:: RECORDS PROVIDED ::
* * * *

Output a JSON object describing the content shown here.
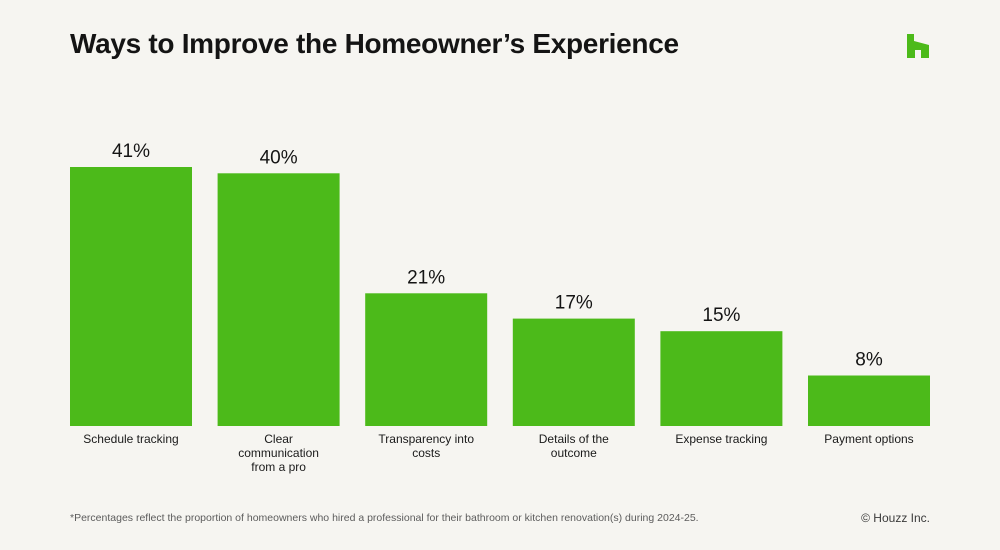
{
  "header": {
    "title": "Ways to Improve the Homeowner’s Experience"
  },
  "logo": {
    "icon": "houzz-logo-icon",
    "color": "#4cba1a"
  },
  "colors": {
    "bar": "#4cba1a",
    "background": "#f6f5f1"
  },
  "chart_data": {
    "type": "bar",
    "categories": [
      [
        "Schedule tracking"
      ],
      [
        "Clear",
        "communication",
        "from a pro"
      ],
      [
        "Transparency into",
        "costs"
      ],
      [
        "Details of the",
        "outcome"
      ],
      [
        "Expense tracking"
      ],
      [
        "Payment options"
      ]
    ],
    "values": [
      41,
      40,
      21,
      17,
      15,
      8
    ],
    "value_labels": [
      "41%",
      "40%",
      "21%",
      "17%",
      "15%",
      "8%"
    ],
    "unit": "%",
    "title": "Ways to Improve the Homeowner’s Experience",
    "xlabel": "",
    "ylabel": "",
    "ylim": [
      0,
      41
    ],
    "grid": false,
    "legend": "none"
  },
  "footer": {
    "footnote": "*Percentages reflect the proportion of homeowners who hired a professional for their bathroom or kitchen renovation(s) during 2024-25.",
    "copyright": "© Houzz Inc."
  }
}
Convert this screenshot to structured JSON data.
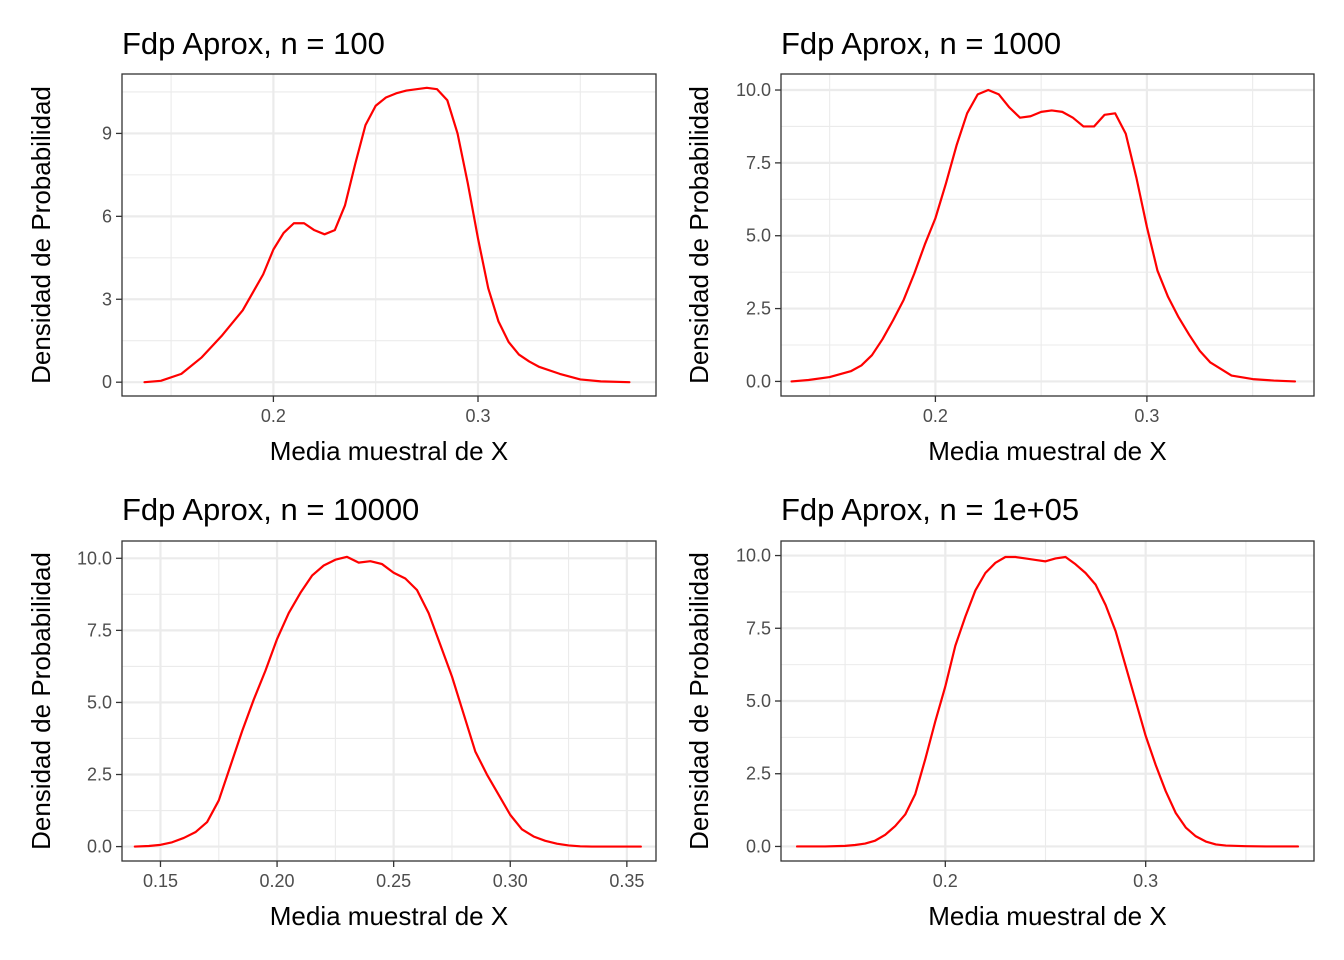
{
  "chart_data": [
    {
      "type": "line",
      "title": "Fdp Aprox, n = 100",
      "xlabel": "Media muestral de X",
      "ylabel": "Densidad de Probabilidad",
      "xlim": [
        0.126,
        0.387
      ],
      "ylim": [
        -0.5,
        11.15
      ],
      "xticks": [
        0.2,
        0.3
      ],
      "xtick_labels": [
        "0.2",
        "0.3"
      ],
      "yticks": [
        0,
        3,
        6,
        9
      ],
      "ytick_labels": [
        "0",
        "3",
        "6",
        "9"
      ],
      "grid": true,
      "color": "#ff0000",
      "series": [
        {
          "x": [
            0.137,
            0.145,
            0.155,
            0.165,
            0.175,
            0.185,
            0.195,
            0.2,
            0.205,
            0.21,
            0.215,
            0.22,
            0.225,
            0.23,
            0.235,
            0.24,
            0.245,
            0.25,
            0.255,
            0.26,
            0.265,
            0.27,
            0.275,
            0.28,
            0.285,
            0.29,
            0.295,
            0.3,
            0.305,
            0.31,
            0.315,
            0.32,
            0.325,
            0.33,
            0.34,
            0.35,
            0.36,
            0.374
          ],
          "y": [
            0,
            0.05,
            0.3,
            0.9,
            1.7,
            2.6,
            3.9,
            4.8,
            5.4,
            5.75,
            5.75,
            5.5,
            5.35,
            5.5,
            6.4,
            7.9,
            9.3,
            10.0,
            10.3,
            10.45,
            10.55,
            10.6,
            10.65,
            10.6,
            10.2,
            9.0,
            7.2,
            5.2,
            3.4,
            2.2,
            1.45,
            1.0,
            0.75,
            0.55,
            0.3,
            0.1,
            0.03,
            0
          ]
        }
      ]
    },
    {
      "type": "line",
      "title": "Fdp Aprox, n = 1000",
      "xlabel": "Media muestral de X",
      "ylabel": "Densidad de Probabilidad",
      "xlim": [
        0.127,
        0.379
      ],
      "ylim": [
        -0.5,
        10.55
      ],
      "xticks": [
        0.2,
        0.3
      ],
      "xtick_labels": [
        "0.2",
        "0.3"
      ],
      "yticks": [
        0,
        2.5,
        5,
        7.5,
        10
      ],
      "ytick_labels": [
        "0.0",
        "2.5",
        "5.0",
        "7.5",
        "10.0"
      ],
      "grid": true,
      "color": "#ff0000",
      "series": [
        {
          "x": [
            0.132,
            0.14,
            0.15,
            0.16,
            0.165,
            0.17,
            0.175,
            0.18,
            0.185,
            0.19,
            0.195,
            0.2,
            0.205,
            0.21,
            0.215,
            0.22,
            0.225,
            0.23,
            0.235,
            0.24,
            0.245,
            0.25,
            0.255,
            0.26,
            0.265,
            0.27,
            0.275,
            0.28,
            0.285,
            0.29,
            0.295,
            0.3,
            0.305,
            0.31,
            0.315,
            0.32,
            0.325,
            0.33,
            0.34,
            0.35,
            0.36,
            0.37
          ],
          "y": [
            0,
            0.05,
            0.15,
            0.35,
            0.55,
            0.9,
            1.45,
            2.1,
            2.8,
            3.7,
            4.7,
            5.6,
            6.8,
            8.1,
            9.2,
            9.85,
            10.0,
            9.85,
            9.4,
            9.05,
            9.1,
            9.25,
            9.3,
            9.25,
            9.05,
            8.75,
            8.75,
            9.15,
            9.2,
            8.5,
            7.0,
            5.3,
            3.8,
            2.9,
            2.2,
            1.6,
            1.05,
            0.65,
            0.2,
            0.08,
            0.03,
            0
          ]
        }
      ]
    },
    {
      "type": "line",
      "title": "Fdp Aprox, n = 10000",
      "xlabel": "Media muestral de X",
      "ylabel": "Densidad de Probabilidad",
      "xlim": [
        0.1335,
        0.3625
      ],
      "ylim": [
        -0.5,
        10.6
      ],
      "xticks": [
        0.15,
        0.2,
        0.25,
        0.3,
        0.35
      ],
      "xtick_labels": [
        "0.15",
        "0.20",
        "0.25",
        "0.30",
        "0.35"
      ],
      "yticks": [
        0,
        2.5,
        5,
        7.5,
        10
      ],
      "ytick_labels": [
        "0.0",
        "2.5",
        "5.0",
        "7.5",
        "10.0"
      ],
      "grid": true,
      "color": "#ff0000",
      "series": [
        {
          "x": [
            0.139,
            0.145,
            0.15,
            0.155,
            0.16,
            0.165,
            0.17,
            0.175,
            0.18,
            0.185,
            0.19,
            0.195,
            0.2,
            0.205,
            0.21,
            0.215,
            0.22,
            0.225,
            0.23,
            0.235,
            0.24,
            0.245,
            0.25,
            0.255,
            0.26,
            0.265,
            0.27,
            0.275,
            0.28,
            0.285,
            0.29,
            0.295,
            0.3,
            0.305,
            0.31,
            0.315,
            0.32,
            0.325,
            0.33,
            0.335,
            0.34,
            0.345,
            0.35,
            0.356
          ],
          "y": [
            0,
            0.02,
            0.06,
            0.15,
            0.3,
            0.5,
            0.85,
            1.6,
            2.8,
            4.0,
            5.1,
            6.1,
            7.2,
            8.1,
            8.8,
            9.4,
            9.75,
            9.95,
            10.05,
            9.85,
            9.9,
            9.8,
            9.5,
            9.3,
            8.9,
            8.1,
            7.0,
            5.9,
            4.6,
            3.3,
            2.5,
            1.8,
            1.1,
            0.6,
            0.35,
            0.2,
            0.1,
            0.04,
            0.01,
            0,
            0,
            0,
            0,
            0
          ]
        }
      ]
    },
    {
      "type": "line",
      "title": "Fdp Aprox, n = 1e+05",
      "xlabel": "Media muestral de X",
      "ylabel": "Densidad de Probabilidad",
      "xlim": [
        0.118,
        0.384
      ],
      "ylim": [
        -0.5,
        10.5
      ],
      "xticks": [
        0.2,
        0.3
      ],
      "xtick_labels": [
        "0.2",
        "0.3"
      ],
      "yticks": [
        0,
        2.5,
        5,
        7.5,
        10
      ],
      "ytick_labels": [
        "0.0",
        "2.5",
        "5.0",
        "7.5",
        "10.0"
      ],
      "grid": true,
      "color": "#ff0000",
      "series": [
        {
          "x": [
            0.126,
            0.14,
            0.15,
            0.155,
            0.16,
            0.165,
            0.17,
            0.175,
            0.18,
            0.185,
            0.19,
            0.195,
            0.2,
            0.205,
            0.21,
            0.215,
            0.22,
            0.225,
            0.23,
            0.235,
            0.24,
            0.245,
            0.25,
            0.255,
            0.26,
            0.265,
            0.27,
            0.275,
            0.28,
            0.285,
            0.29,
            0.295,
            0.3,
            0.305,
            0.31,
            0.315,
            0.32,
            0.325,
            0.33,
            0.335,
            0.34,
            0.35,
            0.36,
            0.37,
            0.376
          ],
          "y": [
            0,
            0,
            0.02,
            0.05,
            0.1,
            0.2,
            0.4,
            0.7,
            1.1,
            1.8,
            3.0,
            4.3,
            5.5,
            6.9,
            7.9,
            8.8,
            9.4,
            9.75,
            9.95,
            9.95,
            9.9,
            9.85,
            9.8,
            9.9,
            9.95,
            9.7,
            9.4,
            9.0,
            8.3,
            7.4,
            6.2,
            5.0,
            3.8,
            2.8,
            1.9,
            1.15,
            0.65,
            0.35,
            0.17,
            0.07,
            0.03,
            0.01,
            0,
            0,
            0
          ]
        }
      ]
    }
  ]
}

* * * *

Scan the material line by line and report each one that contains "Experience".

:: SOLVED EXERCISE ::
    "title": "Ways to Improve the Homeowner’s Experience"
    "title": "Ways to Improve the Homeowner’s Experience",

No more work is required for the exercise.